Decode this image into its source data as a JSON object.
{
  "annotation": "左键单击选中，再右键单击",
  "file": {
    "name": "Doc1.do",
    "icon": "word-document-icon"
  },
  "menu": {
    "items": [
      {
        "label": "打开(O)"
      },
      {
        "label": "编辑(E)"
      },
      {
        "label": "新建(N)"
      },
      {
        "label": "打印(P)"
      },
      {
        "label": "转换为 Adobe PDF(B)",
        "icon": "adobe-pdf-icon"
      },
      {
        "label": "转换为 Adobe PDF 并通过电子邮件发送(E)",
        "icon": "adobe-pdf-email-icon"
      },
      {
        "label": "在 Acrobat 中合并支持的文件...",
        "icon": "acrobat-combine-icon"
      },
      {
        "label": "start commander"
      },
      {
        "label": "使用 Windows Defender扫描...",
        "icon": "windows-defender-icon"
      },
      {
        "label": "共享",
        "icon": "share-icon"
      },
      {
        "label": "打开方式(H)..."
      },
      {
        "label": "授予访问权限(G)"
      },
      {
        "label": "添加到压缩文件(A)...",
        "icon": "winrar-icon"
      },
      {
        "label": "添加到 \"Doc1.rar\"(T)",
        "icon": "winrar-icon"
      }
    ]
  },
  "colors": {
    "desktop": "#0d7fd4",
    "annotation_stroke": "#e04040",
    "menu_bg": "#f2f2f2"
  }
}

━━━━━━━━━━━━━━━━━━━━

● **Description of the task**
Using the listing above, retype each line exactly.

● **Answer for the task**
Decode this image into its source data as a JSON object.
{
  "annotation": "左键单击选中，再右键单击",
  "file": {
    "name": "Doc1.do",
    "icon": "word-document-icon"
  },
  "menu": {
    "items": [
      {
        "label": "打开(O)"
      },
      {
        "label": "编辑(E)"
      },
      {
        "label": "新建(N)"
      },
      {
        "label": "打印(P)"
      },
      {
        "label": "转换为 Adobe PDF(B)",
        "icon": "adobe-pdf-icon"
      },
      {
        "label": "转换为 Adobe PDF 并通过电子邮件发送(E)",
        "icon": "adobe-pdf-email-icon"
      },
      {
        "label": "在 Acrobat 中合并支持的文件...",
        "icon": "acrobat-combine-icon"
      },
      {
        "label": "start commander"
      },
      {
        "label": "使用 Windows Defender扫描...",
        "icon": "windows-defender-icon"
      },
      {
        "label": "共享",
        "icon": "share-icon"
      },
      {
        "label": "打开方式(H)..."
      },
      {
        "label": "授予访问权限(G)"
      },
      {
        "label": "添加到压缩文件(A)...",
        "icon": "winrar-icon"
      },
      {
        "label": "添加到 \"Doc1.rar\"(T)",
        "icon": "winrar-icon"
      }
    ]
  },
  "colors": {
    "desktop": "#0d7fd4",
    "annotation_stroke": "#e04040",
    "menu_bg": "#f2f2f2"
  }
}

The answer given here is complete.